%%

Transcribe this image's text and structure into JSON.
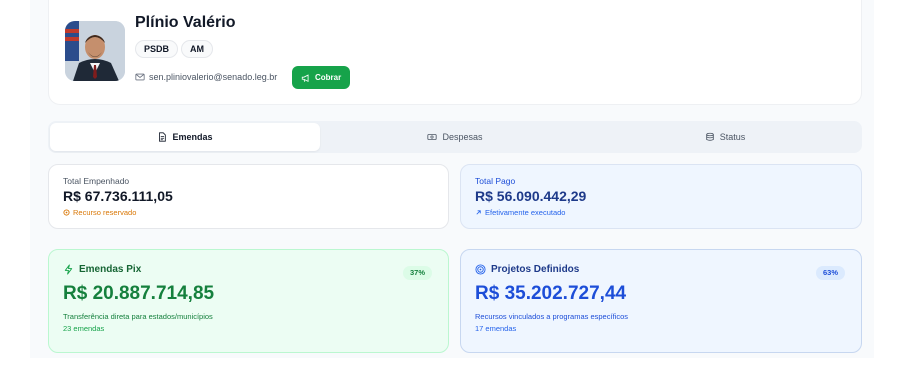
{
  "profile": {
    "name": "Plínio Valério",
    "party": "PSDB",
    "state": "AM",
    "email": "sen.pliniovalerio@senado.leg.br",
    "cobrar_label": "Cobrar"
  },
  "tabs": [
    {
      "label": "Emendas",
      "icon": "document-icon",
      "active": true
    },
    {
      "label": "Despesas",
      "icon": "banknote-icon",
      "active": false
    },
    {
      "label": "Status",
      "icon": "database-icon",
      "active": false
    }
  ],
  "stats": {
    "empenhado": {
      "label": "Total Empenhado",
      "value": "R$ 67.736.111,05",
      "note": "Recurso reservado"
    },
    "pago": {
      "label": "Total Pago",
      "value": "R$ 56.090.442,29",
      "note": "Efetivamente executado"
    }
  },
  "cards": {
    "pix": {
      "title": "Emendas Pix",
      "percent": "37%",
      "amount": "R$ 20.887.714,85",
      "description": "Transferência direta para estados/municípios",
      "count": "23 emendas"
    },
    "projetos": {
      "title": "Projetos Definidos",
      "percent": "63%",
      "amount": "R$ 35.202.727,44",
      "description": "Recursos vinculados a programas específicos",
      "count": "17 emendas"
    }
  },
  "colors": {
    "green_accent": "#16a34a",
    "blue_accent": "#1d4ed8",
    "amber_note": "#d97706"
  }
}
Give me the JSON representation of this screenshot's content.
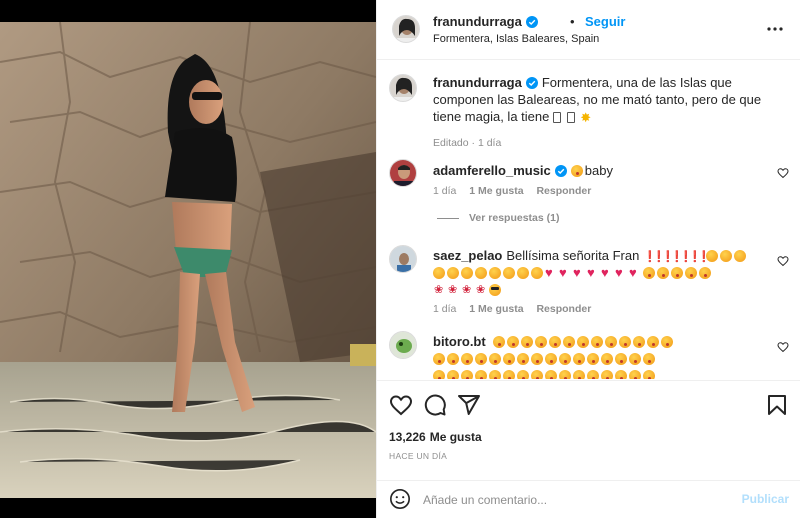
{
  "post": {
    "username": "franundurraga",
    "follow_label": "Seguir",
    "dot": "•",
    "location": "Formentera, Islas Baleares, Spain"
  },
  "caption": {
    "username": "franundurraga",
    "text": "Formentera, una de las Islas que componen las Baleareas, no me mató tanto, pero de que tiene magia, la tiene",
    "meta": "Editado · 1 día"
  },
  "comments": [
    {
      "username": "adamferello_music",
      "text": "baby",
      "time": "1 día",
      "likes": "1 Me gusta",
      "reply": "Responder",
      "view_replies": "Ver respuestas (1)"
    },
    {
      "username": "saez_pelao",
      "text": "Bellísima señorita Fran",
      "time": "1 día",
      "likes": "1 Me gusta",
      "reply": "Responder"
    },
    {
      "username": "bitoro.bt",
      "text": "",
      "time": "",
      "likes": "",
      "reply": ""
    }
  ],
  "actions": {
    "likes_count": "13,226",
    "likes_label": "Me gusta",
    "time_ago": "HACE UN DÍA"
  },
  "composer": {
    "placeholder": "Añade un comentario...",
    "publish_label": "Publicar"
  },
  "colors": {
    "accent": "#0095f6",
    "publish_disabled": "#b2dffc",
    "muted": "#8e8e8e",
    "text": "#262626",
    "border": "#efefef"
  },
  "icons": [
    "verified-badge-icon",
    "more-options-icon",
    "heart-icon",
    "comment-icon",
    "share-icon",
    "bookmark-icon",
    "emoji-icon"
  ]
}
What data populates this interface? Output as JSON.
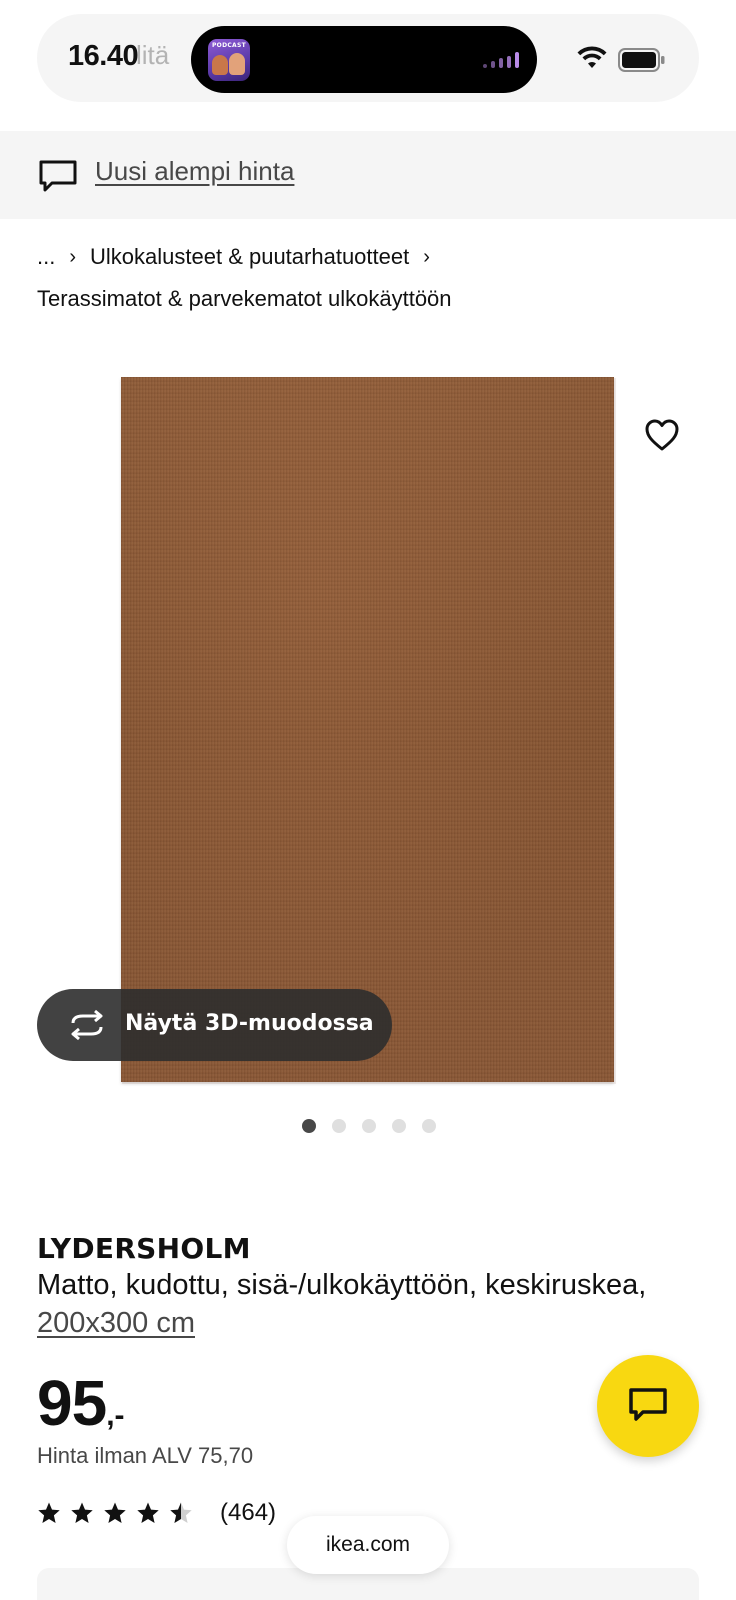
{
  "status_bar": {
    "time": "16.40",
    "search_placeholder": "Hae kaikkea, mitä tarvitset kotiisi",
    "now_playing_icon": "podcast-artwork-icon",
    "icons": [
      "wifi-icon",
      "battery-icon"
    ]
  },
  "notice": {
    "icon": "chat-bubble-icon",
    "text": "Uusi alempi hinta"
  },
  "breadcrumb": {
    "ellipsis": "...",
    "items": [
      "Ulkokalusteet & puutarhatuotteet",
      "Terassimatot & parvekematot ulkokäyttöön"
    ],
    "separator": "›"
  },
  "gallery": {
    "favorite_icon": "heart-icon",
    "view_3d_label": "Näytä 3D-muodossa",
    "view_3d_icon": "rotate-3d-icon",
    "active_image": 1,
    "image_count": 5
  },
  "product": {
    "name": "LYDERSHOLM",
    "description": "Matto, kudottu, sisä-/ulkokäyttöön, keskiruskea,",
    "size": "200x300 cm",
    "price_integer": "95",
    "price_decimal": ",-",
    "price_vat": "Hinta ilman ALV 75,70",
    "rating_value": 4.5,
    "rating_count": "(464)"
  },
  "chat_button": {
    "icon": "chat-icon"
  },
  "browser": {
    "url": "ikea.com"
  },
  "colors": {
    "accent_yellow": "#f8d811",
    "text_dark": "#111111",
    "text_muted": "#484848",
    "rug_brown": "#8a5734"
  }
}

%%

* Short exercise: Beginning with the line that holds "What data populates", extract every line to the end of the material, exactly as it stands, and drop the pictures.

* Response to this exercise:
What data populates this interface? Output as JSON.
{
  "status_bar": {
    "time": "16.40",
    "search_placeholder": "Hae kaikkea, mitä tarvitset kotiisi",
    "now_playing_icon": "podcast-artwork-icon",
    "icons": [
      "wifi-icon",
      "battery-icon"
    ]
  },
  "notice": {
    "icon": "chat-bubble-icon",
    "text": "Uusi alempi hinta"
  },
  "breadcrumb": {
    "ellipsis": "...",
    "items": [
      "Ulkokalusteet & puutarhatuotteet",
      "Terassimatot & parvekematot ulkokäyttöön"
    ],
    "separator": "›"
  },
  "gallery": {
    "favorite_icon": "heart-icon",
    "view_3d_label": "Näytä 3D-muodossa",
    "view_3d_icon": "rotate-3d-icon",
    "active_image": 1,
    "image_count": 5
  },
  "product": {
    "name": "LYDERSHOLM",
    "description": "Matto, kudottu, sisä-/ulkokäyttöön, keskiruskea,",
    "size": "200x300 cm",
    "price_integer": "95",
    "price_decimal": ",-",
    "price_vat": "Hinta ilman ALV 75,70",
    "rating_value": 4.5,
    "rating_count": "(464)"
  },
  "chat_button": {
    "icon": "chat-icon"
  },
  "browser": {
    "url": "ikea.com"
  },
  "colors": {
    "accent_yellow": "#f8d811",
    "text_dark": "#111111",
    "text_muted": "#484848",
    "rug_brown": "#8a5734"
  }
}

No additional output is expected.